Supplied records section start

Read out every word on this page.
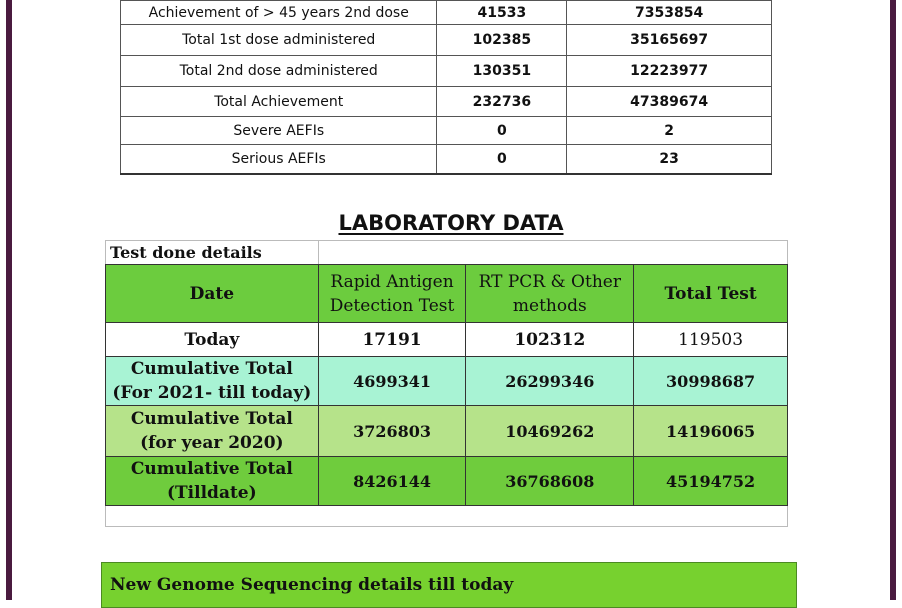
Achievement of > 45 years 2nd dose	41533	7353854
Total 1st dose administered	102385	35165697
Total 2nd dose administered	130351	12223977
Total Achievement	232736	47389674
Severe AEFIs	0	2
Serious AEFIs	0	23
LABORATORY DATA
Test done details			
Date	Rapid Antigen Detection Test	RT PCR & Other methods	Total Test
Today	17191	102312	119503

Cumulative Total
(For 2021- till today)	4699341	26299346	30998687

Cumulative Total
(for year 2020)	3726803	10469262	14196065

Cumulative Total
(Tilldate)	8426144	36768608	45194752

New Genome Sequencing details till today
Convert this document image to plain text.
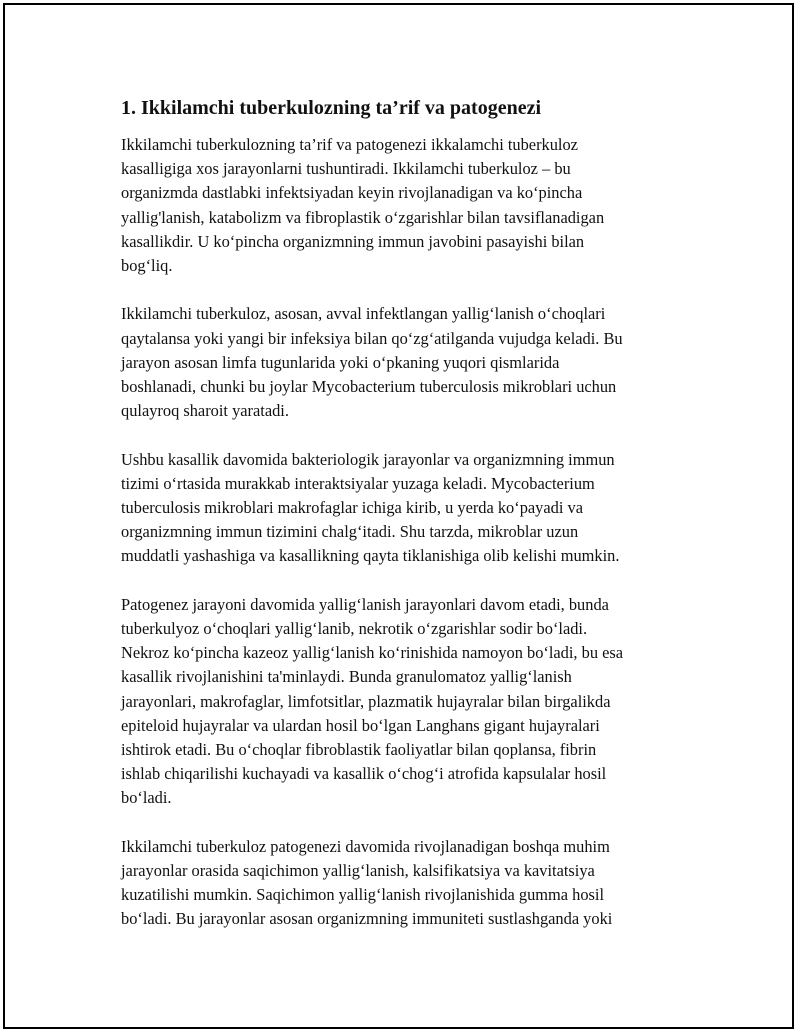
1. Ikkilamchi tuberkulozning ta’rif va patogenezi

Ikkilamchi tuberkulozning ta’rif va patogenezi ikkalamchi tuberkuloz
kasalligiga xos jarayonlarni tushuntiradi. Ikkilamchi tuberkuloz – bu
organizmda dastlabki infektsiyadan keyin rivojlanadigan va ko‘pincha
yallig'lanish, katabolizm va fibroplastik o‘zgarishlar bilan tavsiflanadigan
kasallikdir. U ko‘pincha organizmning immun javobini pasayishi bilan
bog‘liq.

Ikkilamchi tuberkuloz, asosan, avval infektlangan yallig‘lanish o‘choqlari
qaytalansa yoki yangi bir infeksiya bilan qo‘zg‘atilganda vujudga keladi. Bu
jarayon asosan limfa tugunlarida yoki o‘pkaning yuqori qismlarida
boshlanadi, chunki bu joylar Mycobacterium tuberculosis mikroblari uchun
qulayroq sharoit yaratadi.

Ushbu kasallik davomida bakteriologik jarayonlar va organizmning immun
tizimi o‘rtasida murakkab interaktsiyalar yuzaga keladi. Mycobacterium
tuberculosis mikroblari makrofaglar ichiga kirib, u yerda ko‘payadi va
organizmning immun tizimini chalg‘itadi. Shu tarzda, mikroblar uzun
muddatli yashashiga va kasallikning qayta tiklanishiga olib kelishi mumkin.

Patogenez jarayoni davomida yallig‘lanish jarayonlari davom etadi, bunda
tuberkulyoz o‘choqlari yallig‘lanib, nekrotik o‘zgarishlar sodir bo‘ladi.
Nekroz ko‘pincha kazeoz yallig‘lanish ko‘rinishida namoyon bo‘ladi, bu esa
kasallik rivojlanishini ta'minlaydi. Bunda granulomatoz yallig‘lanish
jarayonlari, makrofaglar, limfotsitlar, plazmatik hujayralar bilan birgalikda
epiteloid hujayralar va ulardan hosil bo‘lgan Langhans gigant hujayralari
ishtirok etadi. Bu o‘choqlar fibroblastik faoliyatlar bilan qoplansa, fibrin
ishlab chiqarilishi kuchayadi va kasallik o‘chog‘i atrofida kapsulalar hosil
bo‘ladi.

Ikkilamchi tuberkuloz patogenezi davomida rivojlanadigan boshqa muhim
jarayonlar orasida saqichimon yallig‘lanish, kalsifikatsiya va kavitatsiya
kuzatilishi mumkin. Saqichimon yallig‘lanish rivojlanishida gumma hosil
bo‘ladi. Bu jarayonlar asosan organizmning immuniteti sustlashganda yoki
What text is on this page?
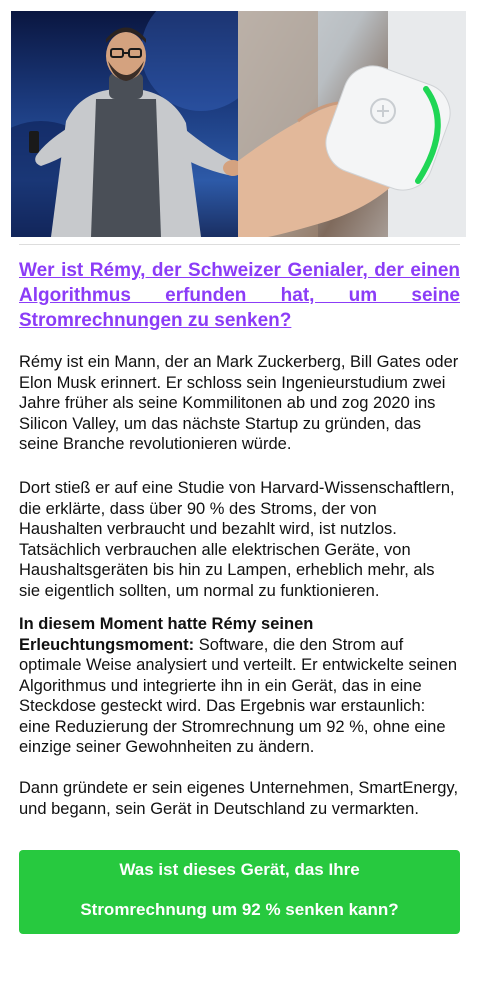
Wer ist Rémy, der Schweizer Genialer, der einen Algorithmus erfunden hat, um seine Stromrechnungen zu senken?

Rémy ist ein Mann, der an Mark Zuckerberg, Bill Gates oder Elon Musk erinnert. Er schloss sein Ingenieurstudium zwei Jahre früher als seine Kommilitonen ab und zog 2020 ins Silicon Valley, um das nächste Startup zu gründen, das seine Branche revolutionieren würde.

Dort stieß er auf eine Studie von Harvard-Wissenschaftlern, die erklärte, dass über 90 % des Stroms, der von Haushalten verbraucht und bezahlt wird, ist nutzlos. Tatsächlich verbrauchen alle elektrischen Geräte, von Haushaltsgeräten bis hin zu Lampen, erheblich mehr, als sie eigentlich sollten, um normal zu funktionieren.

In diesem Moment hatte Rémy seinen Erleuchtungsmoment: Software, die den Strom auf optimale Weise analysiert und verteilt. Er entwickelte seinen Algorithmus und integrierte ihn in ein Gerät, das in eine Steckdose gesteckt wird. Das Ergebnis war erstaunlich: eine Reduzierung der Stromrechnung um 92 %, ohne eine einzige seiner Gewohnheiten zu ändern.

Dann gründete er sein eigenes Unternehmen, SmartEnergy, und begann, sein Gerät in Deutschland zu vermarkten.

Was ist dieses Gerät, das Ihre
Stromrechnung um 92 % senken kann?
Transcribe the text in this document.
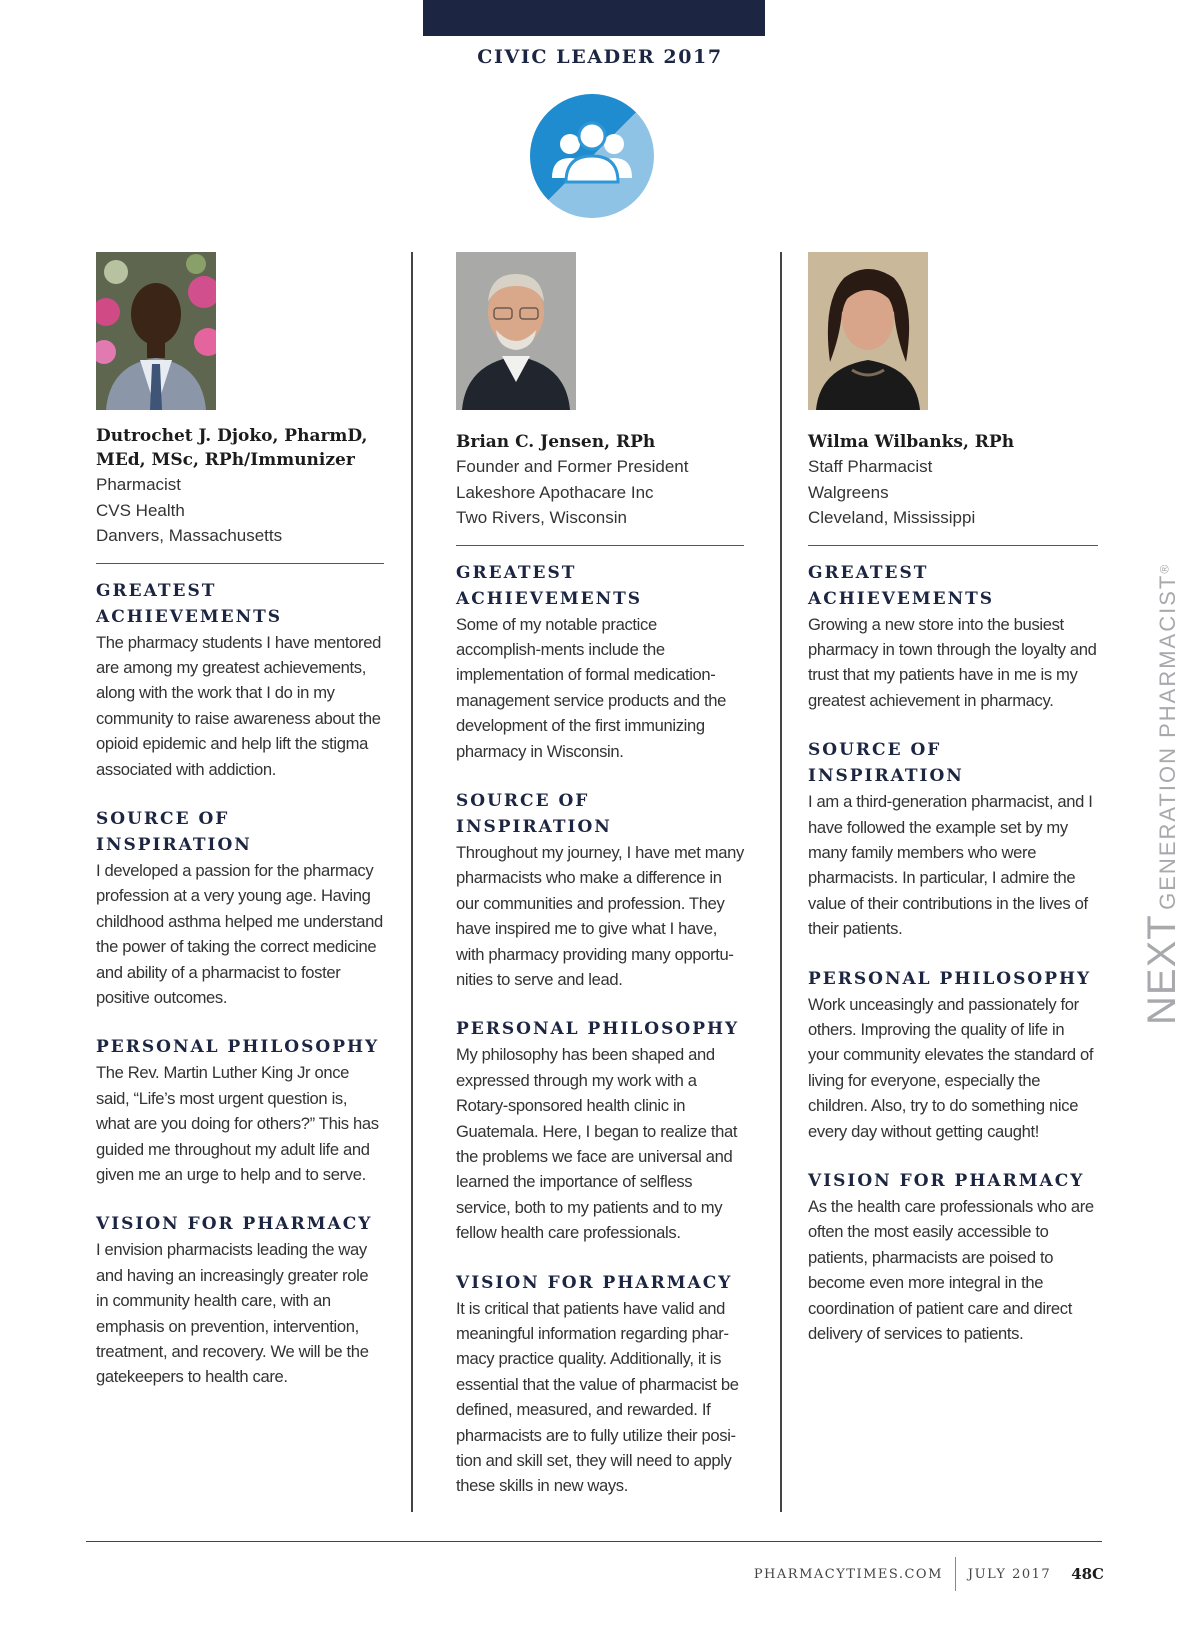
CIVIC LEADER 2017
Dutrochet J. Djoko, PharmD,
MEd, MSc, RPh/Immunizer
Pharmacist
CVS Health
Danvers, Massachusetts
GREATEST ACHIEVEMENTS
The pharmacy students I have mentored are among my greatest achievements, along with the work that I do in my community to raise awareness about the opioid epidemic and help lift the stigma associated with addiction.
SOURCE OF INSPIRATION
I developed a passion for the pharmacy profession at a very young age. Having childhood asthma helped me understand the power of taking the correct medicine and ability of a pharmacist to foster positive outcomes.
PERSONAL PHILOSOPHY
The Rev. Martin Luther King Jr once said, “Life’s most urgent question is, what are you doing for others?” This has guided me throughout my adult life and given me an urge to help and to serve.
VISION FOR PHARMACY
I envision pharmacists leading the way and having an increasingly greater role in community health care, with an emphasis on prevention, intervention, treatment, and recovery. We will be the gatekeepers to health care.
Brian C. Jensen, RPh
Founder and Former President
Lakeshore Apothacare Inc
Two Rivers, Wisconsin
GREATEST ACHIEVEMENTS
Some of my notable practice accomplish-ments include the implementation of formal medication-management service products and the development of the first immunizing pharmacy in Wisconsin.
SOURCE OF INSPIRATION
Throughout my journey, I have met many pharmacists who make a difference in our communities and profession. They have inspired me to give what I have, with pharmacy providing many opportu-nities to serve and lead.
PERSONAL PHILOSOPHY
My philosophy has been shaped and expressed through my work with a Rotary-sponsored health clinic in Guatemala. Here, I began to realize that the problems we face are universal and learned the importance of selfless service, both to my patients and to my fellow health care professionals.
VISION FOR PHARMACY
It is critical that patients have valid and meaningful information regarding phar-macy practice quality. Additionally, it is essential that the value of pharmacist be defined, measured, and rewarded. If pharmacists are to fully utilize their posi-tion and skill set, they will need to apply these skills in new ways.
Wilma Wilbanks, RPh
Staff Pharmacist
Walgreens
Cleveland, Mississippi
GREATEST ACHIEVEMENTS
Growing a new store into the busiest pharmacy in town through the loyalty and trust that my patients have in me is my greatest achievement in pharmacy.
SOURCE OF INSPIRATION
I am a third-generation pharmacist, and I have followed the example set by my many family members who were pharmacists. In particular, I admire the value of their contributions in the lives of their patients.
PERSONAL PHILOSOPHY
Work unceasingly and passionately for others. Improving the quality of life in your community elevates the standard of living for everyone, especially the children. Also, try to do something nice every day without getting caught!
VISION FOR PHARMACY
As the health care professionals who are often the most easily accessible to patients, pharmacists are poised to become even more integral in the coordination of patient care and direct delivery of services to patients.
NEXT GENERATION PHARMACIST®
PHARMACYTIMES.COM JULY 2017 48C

Supplied records section end

**Task requirements**
A verbatim rendering of the listing above is required, without any of its pictures.

**Your solution**
Read out every word on this page.
Achievement of > 45 years 2nd dose	41533	7353854
Total 1st dose administered	102385	35165697
Total 2nd dose administered	130351	12223977
Total Achievement	232736	47389674
Severe AEFIs	0	2
Serious AEFIs	0	23
LABORATORY DATA
Test done details			
Date	Rapid Antigen Detection Test	RT PCR & Other methods	Total Test
Today	17191	102312	119503

Cumulative Total
(For 2021- till today)	4699341	26299346	30998687

Cumulative Total
(for year 2020)	3726803	10469262	14196065

Cumulative Total
(Tilldate)	8426144	36768608	45194752

New Genome Sequencing details till today
Convert this document image to plain text.
1. Ikkilamchi tuberkulozning ta’rif va patogenezi

Ikkilamchi tuberkulozning ta’rif va patogenezi ikkalamchi tuberkuloz
kasalligiga xos jarayonlarni tushuntiradi. Ikkilamchi tuberkuloz – bu
organizmda dastlabki infektsiyadan keyin rivojlanadigan va ko‘pincha
yallig'lanish, katabolizm va fibroplastik o‘zgarishlar bilan tavsiflanadigan
kasallikdir. U ko‘pincha organizmning immun javobini pasayishi bilan
bog‘liq.

Ikkilamchi tuberkuloz, asosan, avval infektlangan yallig‘lanish o‘choqlari
qaytalansa yoki yangi bir infeksiya bilan qo‘zg‘atilganda vujudga keladi. Bu
jarayon asosan limfa tugunlarida yoki o‘pkaning yuqori qismlarida
boshlanadi, chunki bu joylar Mycobacterium tuberculosis mikroblari uchun
qulayroq sharoit yaratadi.

Ushbu kasallik davomida bakteriologik jarayonlar va organizmning immun
tizimi o‘rtasida murakkab interaktsiyalar yuzaga keladi. Mycobacterium
tuberculosis mikroblari makrofaglar ichiga kirib, u yerda ko‘payadi va
organizmning immun tizimini chalg‘itadi. Shu tarzda, mikroblar uzun
muddatli yashashiga va kasallikning qayta tiklanishiga olib kelishi mumkin.

Patogenez jarayoni davomida yallig‘lanish jarayonlari davom etadi, bunda
tuberkulyoz o‘choqlari yallig‘lanib, nekrotik o‘zgarishlar sodir bo‘ladi.
Nekroz ko‘pincha kazeoz yallig‘lanish ko‘rinishida namoyon bo‘ladi, bu esa
kasallik rivojlanishini ta'minlaydi. Bunda granulomatoz yallig‘lanish
jarayonlari, makrofaglar, limfotsitlar, plazmatik hujayralar bilan birgalikda
epiteloid hujayralar va ulardan hosil bo‘lgan Langhans gigant hujayralari
ishtirok etadi. Bu o‘choqlar fibroblastik faoliyatlar bilan qoplansa, fibrin
ishlab chiqarilishi kuchayadi va kasallik o‘chog‘i atrofida kapsulalar hosil
bo‘ladi.

Ikkilamchi tuberkuloz patogenezi davomida rivojlanadigan boshqa muhim
jarayonlar orasida saqichimon yallig‘lanish, kalsifikatsiya va kavitatsiya
kuzatilishi mumkin. Saqichimon yallig‘lanish rivojlanishida gumma hosil
bo‘ladi. Bu jarayonlar asosan organizmning immuniteti sustlashganda yoki
What text is on this page?
Wer ist Rémy, der Schweizer Genialer, der einen Algorithmus erfunden hat, um seine Stromrechnungen zu senken?

Rémy ist ein Mann, der an Mark Zuckerberg, Bill Gates oder Elon Musk erinnert. Er schloss sein Ingenieurstudium zwei Jahre früher als seine Kommilitonen ab und zog 2020 ins Silicon Valley, um das nächste Startup zu gründen, das seine Branche revolutionieren würde.

Dort stieß er auf eine Studie von Harvard-Wissenschaftlern, die erklärte, dass über 90 % des Stroms, der von Haushalten verbraucht und bezahlt wird, ist nutzlos. Tatsächlich verbrauchen alle elektrischen Geräte, von Haushaltsgeräten bis hin zu Lampen, erheblich mehr, als sie eigentlich sollten, um normal zu funktionieren.

In diesem Moment hatte Rémy seinen Erleuchtungsmoment: Software, die den Strom auf optimale Weise analysiert und verteilt. Er entwickelte seinen Algorithmus und integrierte ihn in ein Gerät, das in eine Steckdose gesteckt wird. Das Ergebnis war erstaunlich: eine Reduzierung der Stromrechnung um 92 %, ohne eine einzige seiner Gewohnheiten zu ändern.

Dann gründete er sein eigenes Unternehmen, SmartEnergy, und begann, sein Gerät in Deutschland zu vermarkten.

Was ist dieses Gerät, das Ihre
Stromrechnung um 92 % senken kann?
Transcribe the text in this document.
CIVIC LEADER 2017
Dutrochet J. Djoko, PharmD,
MEd, MSc, RPh/Immunizer
Pharmacist
CVS Health
Danvers, Massachusetts
GREATEST ACHIEVEMENTS
The pharmacy students I have mentored are among my greatest achievements, along with the work that I do in my community to raise awareness about the opioid epidemic and help lift the stigma associated with addiction.
SOURCE OF INSPIRATION
I developed a passion for the pharmacy profession at a very young age. Having childhood asthma helped me understand the power of taking the correct medicine and ability of a pharmacist to foster positive outcomes.
PERSONAL PHILOSOPHY
The Rev. Martin Luther King Jr once said, “Life’s most urgent question is, what are you doing for others?” This has guided me throughout my adult life and given me an urge to help and to serve.
VISION FOR PHARMACY
I envision pharmacists leading the way and having an increasingly greater role in community health care, with an emphasis on prevention, intervention, treatment, and recovery. We will be the gatekeepers to health care.
Brian C. Jensen, RPh
Founder and Former President
Lakeshore Apothacare Inc
Two Rivers, Wisconsin
GREATEST ACHIEVEMENTS
Some of my notable practice accomplish-ments include the implementation of formal medication-management service products and the development of the first immunizing pharmacy in Wisconsin.
SOURCE OF INSPIRATION
Throughout my journey, I have met many pharmacists who make a difference in our communities and profession. They have inspired me to give what I have, with pharmacy providing many opportu-nities to serve and lead.
PERSONAL PHILOSOPHY
My philosophy has been shaped and expressed through my work with a Rotary-sponsored health clinic in Guatemala. Here, I began to realize that the problems we face are universal and learned the importance of selfless service, both to my patients and to my fellow health care professionals.
VISION FOR PHARMACY
It is critical that patients have valid and meaningful information regarding phar-macy practice quality. Additionally, it is essential that the value of pharmacist be defined, measured, and rewarded. If pharmacists are to fully utilize their posi-tion and skill set, they will need to apply these skills in new ways.
Wilma Wilbanks, RPh
Staff Pharmacist
Walgreens
Cleveland, Mississippi
GREATEST ACHIEVEMENTS
Growing a new store into the busiest pharmacy in town through the loyalty and trust that my patients have in me is my greatest achievement in pharmacy.
SOURCE OF INSPIRATION
I am a third-generation pharmacist, and I have followed the example set by my many family members who were pharmacists. In particular, I admire the value of their contributions in the lives of their patients.
PERSONAL PHILOSOPHY
Work unceasingly and passionately for others. Improving the quality of life in your community elevates the standard of living for everyone, especially the children. Also, try to do something nice every day without getting caught!
VISION FOR PHARMACY
As the health care professionals who are often the most easily accessible to patients, pharmacists are poised to become even more integral in the coordination of patient care and direct delivery of services to patients.
NEXT GENERATION PHARMACIST®
PHARMACYTIMES.COM JULY 2017 48C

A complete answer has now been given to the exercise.